Problem details:
Go over the entries below line by line, copying each one that contains the word "List".

>>>>

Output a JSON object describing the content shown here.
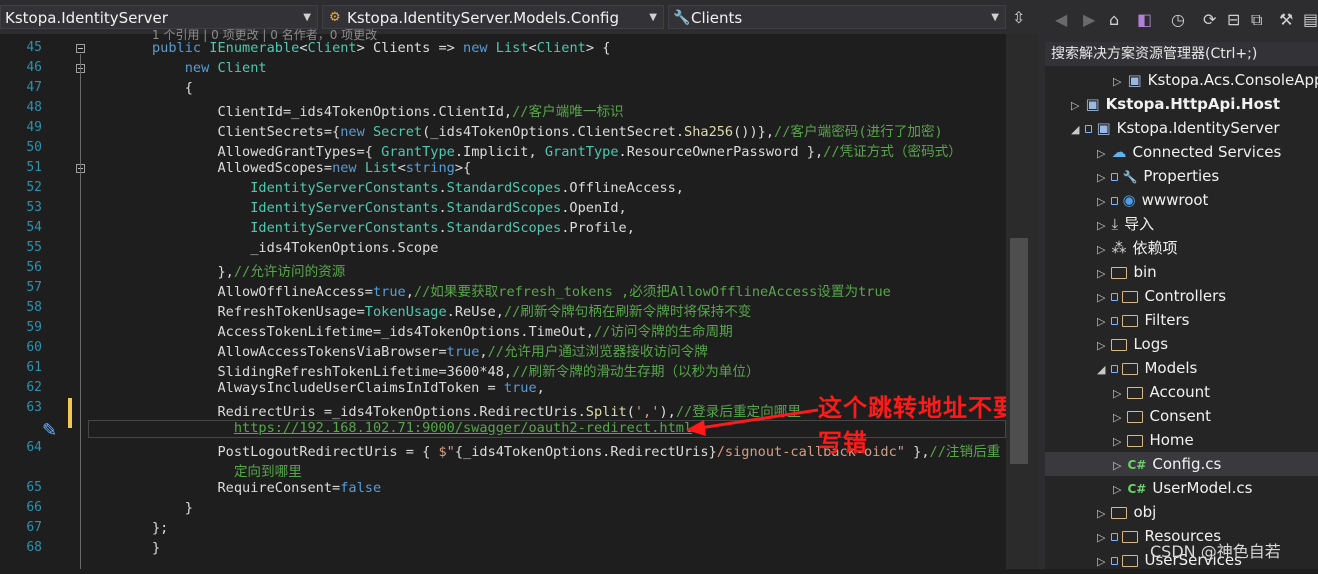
{
  "navbar": {
    "project": "Kstopa.IdentityServer",
    "type": "Kstopa.IdentityServer.Models.Config",
    "member": "Clients"
  },
  "codelens": "1 个引用 | 0 项更改 | 0 名作者，0 项更改",
  "lines": [
    {
      "n": "45",
      "html": "<span class=\"kw\">public</span> <span class=\"ty\">IEnumerable</span>&lt;<span class=\"ty\">Client</span>&gt; Clients =&gt; <span class=\"kw\">new</span> <span class=\"ty\">List</span>&lt;<span class=\"ty\">Client</span>&gt; {"
    },
    {
      "n": "46",
      "html": "    <span class=\"kw\">new</span> <span class=\"ty\">Client</span>"
    },
    {
      "n": "47",
      "html": "    {"
    },
    {
      "n": "48",
      "html": "        ClientId=_ids4TokenOptions.ClientId,<span class=\"cm\">//客户端唯一标识</span>"
    },
    {
      "n": "49",
      "html": "        ClientSecrets={<span class=\"kw\">new</span> <span class=\"ty\">Secret</span>(_ids4TokenOptions.ClientSecret.<span class=\"mt\">Sha256</span>())},<span class=\"cm\">//客户端密码(进行了加密)</span>"
    },
    {
      "n": "50",
      "html": "        AllowedGrantTypes={ <span class=\"ty\">GrantType</span>.Implicit, <span class=\"ty\">GrantType</span>.ResourceOwnerPassword },<span class=\"cm\">//凭证方式（密码式）</span>"
    },
    {
      "n": "51",
      "html": "        AllowedScopes=<span class=\"kw\">new</span> <span class=\"ty\">List</span>&lt;<span class=\"kw\">string</span>&gt;{"
    },
    {
      "n": "52",
      "html": "            <span class=\"ty\">IdentityServerConstants</span>.<span class=\"ty\">StandardScopes</span>.OfflineAccess,"
    },
    {
      "n": "53",
      "html": "            <span class=\"ty\">IdentityServerConstants</span>.<span class=\"ty\">StandardScopes</span>.OpenId,"
    },
    {
      "n": "54",
      "html": "            <span class=\"ty\">IdentityServerConstants</span>.<span class=\"ty\">StandardScopes</span>.Profile,"
    },
    {
      "n": "55",
      "html": "            _ids4TokenOptions.Scope"
    },
    {
      "n": "56",
      "html": "        },<span class=\"cm\">//允许访问的资源</span>"
    },
    {
      "n": "57",
      "html": "        AllowOfflineAccess=<span class=\"kw\">true</span>,<span class=\"cm\">//如果要获取refresh_tokens ,必须把AllowOfflineAccess设置为true</span>"
    },
    {
      "n": "58",
      "html": "        RefreshTokenUsage=<span class=\"ty\">TokenUsage</span>.ReUse,<span class=\"cm\">//刷新令牌句柄在刷新令牌时将保持不变</span>"
    },
    {
      "n": "59",
      "html": "        AccessTokenLifetime=_ids4TokenOptions.TimeOut,<span class=\"cm\">//访问令牌的生命周期</span>"
    },
    {
      "n": "60",
      "html": "        AllowAccessTokensViaBrowser=<span class=\"kw\">true</span>,<span class=\"cm\">//允许用户通过浏览器接收访问令牌</span>"
    },
    {
      "n": "61",
      "html": "        SlidingRefreshTokenLifetime=3600*48,<span class=\"cm\">//刷新令牌的滑动生存期（以秒为单位）</span>"
    },
    {
      "n": "62",
      "html": "        AlwaysIncludeUserClaimsInIdToken = <span class=\"kw\">true</span>,"
    },
    {
      "n": "63",
      "html": "        RedirectUris =_ids4TokenOptions.RedirectUris.<span class=\"mt\">Split</span>(<span class=\"st\">','</span>),<span class=\"cm\">//登录后重定向哪里</span>"
    },
    {
      "n": "",
      "html": "          <span class=\"cm\" style=\"text-decoration:underline\">https://192.168.102.71:9000/swagger/oauth2-redirect.html</span>"
    },
    {
      "n": "64",
      "html": "        PostLogoutRedirectUris = { <span class=\"st\">$\"</span>{_ids4TokenOptions.RedirectUris}<span class=\"st\">/signout-callback-oidc\"</span> },<span class=\"cm\">//注销后重</span>"
    },
    {
      "n": "",
      "html": "          <span class=\"cm\">定向到哪里</span>"
    },
    {
      "n": "65",
      "html": "        RequireConsent=<span class=\"kw\">false</span>"
    },
    {
      "n": "66",
      "html": "    }"
    },
    {
      "n": "67",
      "html": "};"
    },
    {
      "n": "68",
      "html": "}"
    }
  ],
  "annotation": "这个跳转地址不要写错",
  "solution": {
    "search": "搜索解决方案资源管理器(Ctrl+;)",
    "items": [
      {
        "label": "Kstopa.Acs.ConsoleApp",
        "bold": false
      },
      {
        "label": "Kstopa.HttpApi.Host",
        "bold": true
      },
      {
        "label": "Kstopa.IdentityServer",
        "bold": false
      },
      {
        "label": "Connected Services",
        "bold": false
      },
      {
        "label": "Properties",
        "bold": false
      },
      {
        "label": "wwwroot",
        "bold": false
      },
      {
        "label": "导入",
        "bold": false
      },
      {
        "label": "依赖项",
        "bold": false
      },
      {
        "label": "bin",
        "bold": false
      },
      {
        "label": "Controllers",
        "bold": false
      },
      {
        "label": "Filters",
        "bold": false
      },
      {
        "label": "Logs",
        "bold": false
      },
      {
        "label": "Models",
        "bold": false
      },
      {
        "label": "Account",
        "bold": false
      },
      {
        "label": "Consent",
        "bold": false
      },
      {
        "label": "Home",
        "bold": false
      },
      {
        "label": "Config.cs",
        "bold": false
      },
      {
        "label": "UserModel.cs",
        "bold": false
      },
      {
        "label": "obj",
        "bold": false
      },
      {
        "label": "Resources",
        "bold": false
      },
      {
        "label": "UserServices",
        "bold": false
      }
    ]
  },
  "watermark": "CSDN @神色自若",
  "colors": {
    "keyword": "#569cd6",
    "type": "#4ec9b0",
    "comment": "#57a64a",
    "annotation": "#ff1a1a"
  }
}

<<<<

Answer for this exercise:
      "html": "<span class=\"kw\">public</span> <span class=\"ty\">IEnumerable</span>&lt;<span class=\"ty\">Client</span>&gt; Clients =&gt; <span class=\"kw\">new</span> <span class=\"ty\">List</span>&lt;<span class=\"ty\">Client</span>&gt; {"
      "html": "        AllowedScopes=<span class=\"kw\">new</span> <span class=\"ty\">List</span>&lt;<span class=\"kw\">string</span>&gt;{"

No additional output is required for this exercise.